#### [TASK INSTRUCTIONS]
Below is a set of records. Repeat all of them exactly.

#### [DATASET RECORDS]
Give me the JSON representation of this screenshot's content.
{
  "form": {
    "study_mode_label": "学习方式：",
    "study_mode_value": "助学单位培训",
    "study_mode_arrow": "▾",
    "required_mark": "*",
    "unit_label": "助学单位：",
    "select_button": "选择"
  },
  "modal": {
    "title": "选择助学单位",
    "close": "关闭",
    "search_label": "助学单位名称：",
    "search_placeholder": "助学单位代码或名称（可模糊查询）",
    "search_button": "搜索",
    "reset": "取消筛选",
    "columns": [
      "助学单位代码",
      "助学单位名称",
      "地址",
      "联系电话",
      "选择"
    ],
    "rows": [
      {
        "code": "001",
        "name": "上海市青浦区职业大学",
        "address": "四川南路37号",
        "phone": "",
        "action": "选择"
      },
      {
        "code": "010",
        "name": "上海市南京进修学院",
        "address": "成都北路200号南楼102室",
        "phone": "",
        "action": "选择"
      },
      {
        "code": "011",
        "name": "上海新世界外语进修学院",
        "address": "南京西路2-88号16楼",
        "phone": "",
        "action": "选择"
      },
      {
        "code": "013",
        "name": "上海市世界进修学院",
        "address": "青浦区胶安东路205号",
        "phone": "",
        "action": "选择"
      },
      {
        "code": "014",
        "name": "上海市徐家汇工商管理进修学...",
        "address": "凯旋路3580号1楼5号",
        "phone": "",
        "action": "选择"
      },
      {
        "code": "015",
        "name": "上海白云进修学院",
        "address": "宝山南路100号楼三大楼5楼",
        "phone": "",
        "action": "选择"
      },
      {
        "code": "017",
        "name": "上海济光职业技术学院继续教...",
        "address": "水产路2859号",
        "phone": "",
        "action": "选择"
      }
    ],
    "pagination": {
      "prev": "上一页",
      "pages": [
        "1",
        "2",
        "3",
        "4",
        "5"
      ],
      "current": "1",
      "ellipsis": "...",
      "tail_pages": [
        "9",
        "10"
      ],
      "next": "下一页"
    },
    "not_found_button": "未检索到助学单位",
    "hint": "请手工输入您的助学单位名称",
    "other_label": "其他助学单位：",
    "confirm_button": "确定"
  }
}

#### [EXPECTED ANSWER]
Give me the JSON representation of this screenshot's content.
{
  "form": {
    "study_mode_label": "学习方式：",
    "study_mode_value": "助学单位培训",
    "study_mode_arrow": "▾",
    "required_mark": "*",
    "unit_label": "助学单位：",
    "select_button": "选择"
  },
  "modal": {
    "title": "选择助学单位",
    "close": "关闭",
    "search_label": "助学单位名称：",
    "search_placeholder": "助学单位代码或名称（可模糊查询）",
    "search_button": "搜索",
    "reset": "取消筛选",
    "columns": [
      "助学单位代码",
      "助学单位名称",
      "地址",
      "联系电话",
      "选择"
    ],
    "rows": [
      {
        "code": "001",
        "name": "上海市青浦区职业大学",
        "address": "四川南路37号",
        "phone": "",
        "action": "选择"
      },
      {
        "code": "010",
        "name": "上海市南京进修学院",
        "address": "成都北路200号南楼102室",
        "phone": "",
        "action": "选择"
      },
      {
        "code": "011",
        "name": "上海新世界外语进修学院",
        "address": "南京西路2-88号16楼",
        "phone": "",
        "action": "选择"
      },
      {
        "code": "013",
        "name": "上海市世界进修学院",
        "address": "青浦区胶安东路205号",
        "phone": "",
        "action": "选择"
      },
      {
        "code": "014",
        "name": "上海市徐家汇工商管理进修学...",
        "address": "凯旋路3580号1楼5号",
        "phone": "",
        "action": "选择"
      },
      {
        "code": "015",
        "name": "上海白云进修学院",
        "address": "宝山南路100号楼三大楼5楼",
        "phone": "",
        "action": "选择"
      },
      {
        "code": "017",
        "name": "上海济光职业技术学院继续教...",
        "address": "水产路2859号",
        "phone": "",
        "action": "选择"
      }
    ],
    "pagination": {
      "prev": "上一页",
      "pages": [
        "1",
        "2",
        "3",
        "4",
        "5"
      ],
      "current": "1",
      "ellipsis": "...",
      "tail_pages": [
        "9",
        "10"
      ],
      "next": "下一页"
    },
    "not_found_button": "未检索到助学单位",
    "hint": "请手工输入您的助学单位名称",
    "other_label": "其他助学单位：",
    "confirm_button": "确定"
  }
}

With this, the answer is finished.